**INFORMATION SHOWN**
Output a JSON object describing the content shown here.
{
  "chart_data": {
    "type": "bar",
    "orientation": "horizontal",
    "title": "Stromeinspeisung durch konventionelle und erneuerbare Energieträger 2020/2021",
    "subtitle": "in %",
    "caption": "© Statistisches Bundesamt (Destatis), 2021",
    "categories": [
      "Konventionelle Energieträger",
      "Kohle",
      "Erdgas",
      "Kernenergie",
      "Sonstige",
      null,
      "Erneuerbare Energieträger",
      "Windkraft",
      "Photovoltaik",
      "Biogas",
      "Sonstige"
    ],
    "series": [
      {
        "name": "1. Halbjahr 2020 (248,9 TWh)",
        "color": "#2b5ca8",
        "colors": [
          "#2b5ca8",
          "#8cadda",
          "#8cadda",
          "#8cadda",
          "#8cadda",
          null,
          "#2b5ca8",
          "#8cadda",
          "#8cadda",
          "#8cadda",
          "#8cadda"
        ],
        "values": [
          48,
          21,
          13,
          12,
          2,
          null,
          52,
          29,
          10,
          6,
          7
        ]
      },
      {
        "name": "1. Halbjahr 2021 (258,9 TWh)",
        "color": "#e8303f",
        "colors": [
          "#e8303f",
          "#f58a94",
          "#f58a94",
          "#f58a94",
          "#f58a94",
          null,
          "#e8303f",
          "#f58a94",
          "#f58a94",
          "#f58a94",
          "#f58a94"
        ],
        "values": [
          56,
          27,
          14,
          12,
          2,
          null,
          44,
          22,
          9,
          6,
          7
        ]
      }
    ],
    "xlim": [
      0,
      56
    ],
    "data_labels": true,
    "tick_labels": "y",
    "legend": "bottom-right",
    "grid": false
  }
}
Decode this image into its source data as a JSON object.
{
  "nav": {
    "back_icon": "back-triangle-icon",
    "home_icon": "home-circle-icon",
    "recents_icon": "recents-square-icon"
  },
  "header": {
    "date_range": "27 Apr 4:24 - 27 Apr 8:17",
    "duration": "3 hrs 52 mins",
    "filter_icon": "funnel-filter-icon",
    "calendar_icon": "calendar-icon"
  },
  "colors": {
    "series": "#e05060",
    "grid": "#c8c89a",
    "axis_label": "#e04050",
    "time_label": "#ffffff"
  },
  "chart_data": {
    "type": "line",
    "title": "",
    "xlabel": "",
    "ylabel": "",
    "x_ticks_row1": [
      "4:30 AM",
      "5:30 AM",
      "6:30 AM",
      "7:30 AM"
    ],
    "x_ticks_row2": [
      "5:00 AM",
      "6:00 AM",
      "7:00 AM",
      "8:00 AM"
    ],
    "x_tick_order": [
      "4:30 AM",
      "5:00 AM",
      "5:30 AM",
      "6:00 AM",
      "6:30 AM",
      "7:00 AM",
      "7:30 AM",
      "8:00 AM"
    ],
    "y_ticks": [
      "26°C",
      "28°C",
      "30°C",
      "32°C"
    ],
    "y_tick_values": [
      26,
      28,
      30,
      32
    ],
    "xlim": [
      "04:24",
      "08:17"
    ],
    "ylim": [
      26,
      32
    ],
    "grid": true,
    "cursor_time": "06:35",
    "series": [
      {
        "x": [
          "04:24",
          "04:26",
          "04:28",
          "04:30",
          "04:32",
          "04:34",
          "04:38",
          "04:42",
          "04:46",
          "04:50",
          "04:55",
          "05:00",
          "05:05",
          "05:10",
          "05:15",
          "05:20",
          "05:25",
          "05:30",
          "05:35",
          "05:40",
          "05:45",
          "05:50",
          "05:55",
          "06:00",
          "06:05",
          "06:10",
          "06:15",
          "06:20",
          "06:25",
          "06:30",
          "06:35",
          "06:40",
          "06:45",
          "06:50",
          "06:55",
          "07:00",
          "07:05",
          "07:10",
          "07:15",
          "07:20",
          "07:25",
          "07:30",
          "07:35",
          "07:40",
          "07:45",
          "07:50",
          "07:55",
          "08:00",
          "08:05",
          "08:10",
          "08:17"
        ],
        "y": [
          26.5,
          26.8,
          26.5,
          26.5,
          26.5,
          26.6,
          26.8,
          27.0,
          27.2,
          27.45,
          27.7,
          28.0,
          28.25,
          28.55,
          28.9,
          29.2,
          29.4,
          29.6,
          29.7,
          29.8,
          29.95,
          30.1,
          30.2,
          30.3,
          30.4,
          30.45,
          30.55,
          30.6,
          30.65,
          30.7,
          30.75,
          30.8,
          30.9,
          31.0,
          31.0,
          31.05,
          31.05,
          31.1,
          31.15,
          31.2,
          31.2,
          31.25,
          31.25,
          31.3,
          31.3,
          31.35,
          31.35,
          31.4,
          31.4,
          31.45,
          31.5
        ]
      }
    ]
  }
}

**OBJECTIVE**
Repeat the data above, word for word.

**ANSWER BELOW**
Output a JSON object describing the content shown here.
{
  "chart_data": {
    "type": "bar",
    "orientation": "horizontal",
    "title": "Stromeinspeisung durch konventionelle und erneuerbare Energieträger 2020/2021",
    "subtitle": "in %",
    "caption": "© Statistisches Bundesamt (Destatis), 2021",
    "categories": [
      "Konventionelle Energieträger",
      "Kohle",
      "Erdgas",
      "Kernenergie",
      "Sonstige",
      null,
      "Erneuerbare Energieträger",
      "Windkraft",
      "Photovoltaik",
      "Biogas",
      "Sonstige"
    ],
    "series": [
      {
        "name": "1. Halbjahr 2020 (248,9 TWh)",
        "color": "#2b5ca8",
        "colors": [
          "#2b5ca8",
          "#8cadda",
          "#8cadda",
          "#8cadda",
          "#8cadda",
          null,
          "#2b5ca8",
          "#8cadda",
          "#8cadda",
          "#8cadda",
          "#8cadda"
        ],
        "values": [
          48,
          21,
          13,
          12,
          2,
          null,
          52,
          29,
          10,
          6,
          7
        ]
      },
      {
        "name": "1. Halbjahr 2021 (258,9 TWh)",
        "color": "#e8303f",
        "colors": [
          "#e8303f",
          "#f58a94",
          "#f58a94",
          "#f58a94",
          "#f58a94",
          null,
          "#e8303f",
          "#f58a94",
          "#f58a94",
          "#f58a94",
          "#f58a94"
        ],
        "values": [
          56,
          27,
          14,
          12,
          2,
          null,
          44,
          22,
          9,
          6,
          7
        ]
      }
    ],
    "xlim": [
      0,
      56
    ],
    "data_labels": true,
    "tick_labels": "y",
    "legend": "bottom-right",
    "grid": false
  }
}
Decode this image into its source data as a JSON object.
{
  "nav": {
    "back_icon": "back-triangle-icon",
    "home_icon": "home-circle-icon",
    "recents_icon": "recents-square-icon"
  },
  "header": {
    "date_range": "27 Apr 4:24 - 27 Apr 8:17",
    "duration": "3 hrs 52 mins",
    "filter_icon": "funnel-filter-icon",
    "calendar_icon": "calendar-icon"
  },
  "colors": {
    "series": "#e05060",
    "grid": "#c8c89a",
    "axis_label": "#e04050",
    "time_label": "#ffffff"
  },
  "chart_data": {
    "type": "line",
    "title": "",
    "xlabel": "",
    "ylabel": "",
    "x_ticks_row1": [
      "4:30 AM",
      "5:30 AM",
      "6:30 AM",
      "7:30 AM"
    ],
    "x_ticks_row2": [
      "5:00 AM",
      "6:00 AM",
      "7:00 AM",
      "8:00 AM"
    ],
    "x_tick_order": [
      "4:30 AM",
      "5:00 AM",
      "5:30 AM",
      "6:00 AM",
      "6:30 AM",
      "7:00 AM",
      "7:30 AM",
      "8:00 AM"
    ],
    "y_ticks": [
      "26°C",
      "28°C",
      "30°C",
      "32°C"
    ],
    "y_tick_values": [
      26,
      28,
      30,
      32
    ],
    "xlim": [
      "04:24",
      "08:17"
    ],
    "ylim": [
      26,
      32
    ],
    "grid": true,
    "cursor_time": "06:35",
    "series": [
      {
        "x": [
          "04:24",
          "04:26",
          "04:28",
          "04:30",
          "04:32",
          "04:34",
          "04:38",
          "04:42",
          "04:46",
          "04:50",
          "04:55",
          "05:00",
          "05:05",
          "05:10",
          "05:15",
          "05:20",
          "05:25",
          "05:30",
          "05:35",
          "05:40",
          "05:45",
          "05:50",
          "05:55",
          "06:00",
          "06:05",
          "06:10",
          "06:15",
          "06:20",
          "06:25",
          "06:30",
          "06:35",
          "06:40",
          "06:45",
          "06:50",
          "06:55",
          "07:00",
          "07:05",
          "07:10",
          "07:15",
          "07:20",
          "07:25",
          "07:30",
          "07:35",
          "07:40",
          "07:45",
          "07:50",
          "07:55",
          "08:00",
          "08:05",
          "08:10",
          "08:17"
        ],
        "y": [
          26.5,
          26.8,
          26.5,
          26.5,
          26.5,
          26.6,
          26.8,
          27.0,
          27.2,
          27.45,
          27.7,
          28.0,
          28.25,
          28.55,
          28.9,
          29.2,
          29.4,
          29.6,
          29.7,
          29.8,
          29.95,
          30.1,
          30.2,
          30.3,
          30.4,
          30.45,
          30.55,
          30.6,
          30.65,
          30.7,
          30.75,
          30.8,
          30.9,
          31.0,
          31.0,
          31.05,
          31.05,
          31.1,
          31.15,
          31.2,
          31.2,
          31.25,
          31.25,
          31.3,
          31.3,
          31.35,
          31.35,
          31.4,
          31.4,
          31.45,
          31.5
        ]
      }
    ]
  }
}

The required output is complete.